### Objective
Each record below is to be reproduced without any change.

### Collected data
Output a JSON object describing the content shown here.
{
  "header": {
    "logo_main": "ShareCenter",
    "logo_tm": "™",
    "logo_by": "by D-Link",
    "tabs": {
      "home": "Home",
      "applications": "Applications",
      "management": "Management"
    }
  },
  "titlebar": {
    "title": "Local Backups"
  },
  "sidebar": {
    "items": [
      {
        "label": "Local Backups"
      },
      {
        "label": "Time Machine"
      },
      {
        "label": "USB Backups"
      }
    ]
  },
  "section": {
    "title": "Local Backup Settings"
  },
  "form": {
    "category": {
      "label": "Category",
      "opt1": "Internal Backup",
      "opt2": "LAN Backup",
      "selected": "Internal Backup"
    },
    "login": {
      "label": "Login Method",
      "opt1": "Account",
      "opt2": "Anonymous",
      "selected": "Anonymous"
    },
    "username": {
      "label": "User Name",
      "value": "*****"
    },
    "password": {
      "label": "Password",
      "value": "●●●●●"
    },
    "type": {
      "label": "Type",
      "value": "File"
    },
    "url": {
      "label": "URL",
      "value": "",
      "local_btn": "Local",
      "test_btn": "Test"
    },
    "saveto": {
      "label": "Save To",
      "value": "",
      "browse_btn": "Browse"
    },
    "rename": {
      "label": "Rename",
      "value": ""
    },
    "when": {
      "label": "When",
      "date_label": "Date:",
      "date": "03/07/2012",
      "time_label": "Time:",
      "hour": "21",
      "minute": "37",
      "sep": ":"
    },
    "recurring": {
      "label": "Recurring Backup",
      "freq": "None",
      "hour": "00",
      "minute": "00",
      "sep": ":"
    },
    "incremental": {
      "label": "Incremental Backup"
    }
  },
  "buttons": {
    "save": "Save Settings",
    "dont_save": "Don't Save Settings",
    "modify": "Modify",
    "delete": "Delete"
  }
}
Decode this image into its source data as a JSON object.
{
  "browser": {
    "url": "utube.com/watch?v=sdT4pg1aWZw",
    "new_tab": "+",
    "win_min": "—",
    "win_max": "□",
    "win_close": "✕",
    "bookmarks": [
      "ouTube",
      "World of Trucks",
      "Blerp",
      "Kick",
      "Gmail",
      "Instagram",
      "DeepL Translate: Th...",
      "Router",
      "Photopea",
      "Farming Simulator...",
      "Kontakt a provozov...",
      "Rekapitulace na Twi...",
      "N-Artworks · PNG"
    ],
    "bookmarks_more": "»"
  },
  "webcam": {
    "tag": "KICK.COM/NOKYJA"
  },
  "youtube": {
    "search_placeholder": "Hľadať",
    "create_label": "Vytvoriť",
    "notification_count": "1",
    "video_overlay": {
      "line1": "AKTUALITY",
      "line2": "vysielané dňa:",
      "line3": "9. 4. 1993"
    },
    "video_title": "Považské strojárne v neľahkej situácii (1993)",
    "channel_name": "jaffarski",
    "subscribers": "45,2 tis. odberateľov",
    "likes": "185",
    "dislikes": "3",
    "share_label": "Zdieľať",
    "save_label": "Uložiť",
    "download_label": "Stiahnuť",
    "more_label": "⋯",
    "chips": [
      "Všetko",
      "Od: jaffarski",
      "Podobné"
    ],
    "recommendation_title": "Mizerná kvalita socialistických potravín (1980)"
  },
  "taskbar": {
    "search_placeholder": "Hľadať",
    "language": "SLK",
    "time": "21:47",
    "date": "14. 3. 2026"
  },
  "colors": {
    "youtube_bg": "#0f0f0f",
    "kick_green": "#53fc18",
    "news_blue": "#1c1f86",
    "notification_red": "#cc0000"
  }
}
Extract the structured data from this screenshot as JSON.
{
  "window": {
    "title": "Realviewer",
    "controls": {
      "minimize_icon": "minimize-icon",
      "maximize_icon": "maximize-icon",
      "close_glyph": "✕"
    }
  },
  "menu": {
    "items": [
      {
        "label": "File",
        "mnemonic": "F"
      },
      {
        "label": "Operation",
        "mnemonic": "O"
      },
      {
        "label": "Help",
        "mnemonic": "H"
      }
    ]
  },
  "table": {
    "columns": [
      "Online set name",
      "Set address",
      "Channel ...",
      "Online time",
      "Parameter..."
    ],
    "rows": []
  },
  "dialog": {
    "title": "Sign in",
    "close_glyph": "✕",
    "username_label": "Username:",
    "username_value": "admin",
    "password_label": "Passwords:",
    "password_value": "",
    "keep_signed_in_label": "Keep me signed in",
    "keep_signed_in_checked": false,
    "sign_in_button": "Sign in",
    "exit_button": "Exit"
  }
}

### Complete response
Output a JSON object describing the content shown here.
{
  "header": {
    "logo_main": "ShareCenter",
    "logo_tm": "™",
    "logo_by": "by D-Link",
    "tabs": {
      "home": "Home",
      "applications": "Applications",
      "management": "Management"
    }
  },
  "titlebar": {
    "title": "Local Backups"
  },
  "sidebar": {
    "items": [
      {
        "label": "Local Backups"
      },
      {
        "label": "Time Machine"
      },
      {
        "label": "USB Backups"
      }
    ]
  },
  "section": {
    "title": "Local Backup Settings"
  },
  "form": {
    "category": {
      "label": "Category",
      "opt1": "Internal Backup",
      "opt2": "LAN Backup",
      "selected": "Internal Backup"
    },
    "login": {
      "label": "Login Method",
      "opt1": "Account",
      "opt2": "Anonymous",
      "selected": "Anonymous"
    },
    "username": {
      "label": "User Name",
      "value": "*****"
    },
    "password": {
      "label": "Password",
      "value": "●●●●●"
    },
    "type": {
      "label": "Type",
      "value": "File"
    },
    "url": {
      "label": "URL",
      "value": "",
      "local_btn": "Local",
      "test_btn": "Test"
    },
    "saveto": {
      "label": "Save To",
      "value": "",
      "browse_btn": "Browse"
    },
    "rename": {
      "label": "Rename",
      "value": ""
    },
    "when": {
      "label": "When",
      "date_label": "Date:",
      "date": "03/07/2012",
      "time_label": "Time:",
      "hour": "21",
      "minute": "37",
      "sep": ":"
    },
    "recurring": {
      "label": "Recurring Backup",
      "freq": "None",
      "hour": "00",
      "minute": "00",
      "sep": ":"
    },
    "incremental": {
      "label": "Incremental Backup"
    }
  },
  "buttons": {
    "save": "Save Settings",
    "dont_save": "Don't Save Settings",
    "modify": "Modify",
    "delete": "Delete"
  }
}
Decode this image into its source data as a JSON object.
{
  "browser": {
    "url": "utube.com/watch?v=sdT4pg1aWZw",
    "new_tab": "+",
    "win_min": "—",
    "win_max": "□",
    "win_close": "✕",
    "bookmarks": [
      "ouTube",
      "World of Trucks",
      "Blerp",
      "Kick",
      "Gmail",
      "Instagram",
      "DeepL Translate: Th...",
      "Router",
      "Photopea",
      "Farming Simulator...",
      "Kontakt a provozov...",
      "Rekapitulace na Twi...",
      "N-Artworks · PNG"
    ],
    "bookmarks_more": "»"
  },
  "webcam": {
    "tag": "KICK.COM/NOKYJA"
  },
  "youtube": {
    "search_placeholder": "Hľadať",
    "create_label": "Vytvoriť",
    "notification_count": "1",
    "video_overlay": {
      "line1": "AKTUALITY",
      "line2": "vysielané dňa:",
      "line3": "9. 4. 1993"
    },
    "video_title": "Považské strojárne v neľahkej situácii (1993)",
    "channel_name": "jaffarski",
    "subscribers": "45,2 tis. odberateľov",
    "likes": "185",
    "dislikes": "3",
    "share_label": "Zdieľať",
    "save_label": "Uložiť",
    "download_label": "Stiahnuť",
    "more_label": "⋯",
    "chips": [
      "Všetko",
      "Od: jaffarski",
      "Podobné"
    ],
    "recommendation_title": "Mizerná kvalita socialistických potravín (1980)"
  },
  "taskbar": {
    "search_placeholder": "Hľadať",
    "language": "SLK",
    "time": "21:47",
    "date": "14. 3. 2026"
  },
  "colors": {
    "youtube_bg": "#0f0f0f",
    "kick_green": "#53fc18",
    "news_blue": "#1c1f86",
    "notification_red": "#cc0000"
  }
}
Extract the structured data from this screenshot as JSON.
{
  "window": {
    "title": "Realviewer",
    "controls": {
      "minimize_icon": "minimize-icon",
      "maximize_icon": "maximize-icon",
      "close_glyph": "✕"
    }
  },
  "menu": {
    "items": [
      {
        "label": "File",
        "mnemonic": "F"
      },
      {
        "label": "Operation",
        "mnemonic": "O"
      },
      {
        "label": "Help",
        "mnemonic": "H"
      }
    ]
  },
  "table": {
    "columns": [
      "Online set name",
      "Set address",
      "Channel ...",
      "Online time",
      "Parameter..."
    ],
    "rows": []
  },
  "dialog": {
    "title": "Sign in",
    "close_glyph": "✕",
    "username_label": "Username:",
    "username_value": "admin",
    "password_label": "Passwords:",
    "password_value": "",
    "keep_signed_in_label": "Keep me signed in",
    "keep_signed_in_checked": false,
    "sign_in_button": "Sign in",
    "exit_button": "Exit"
  }
}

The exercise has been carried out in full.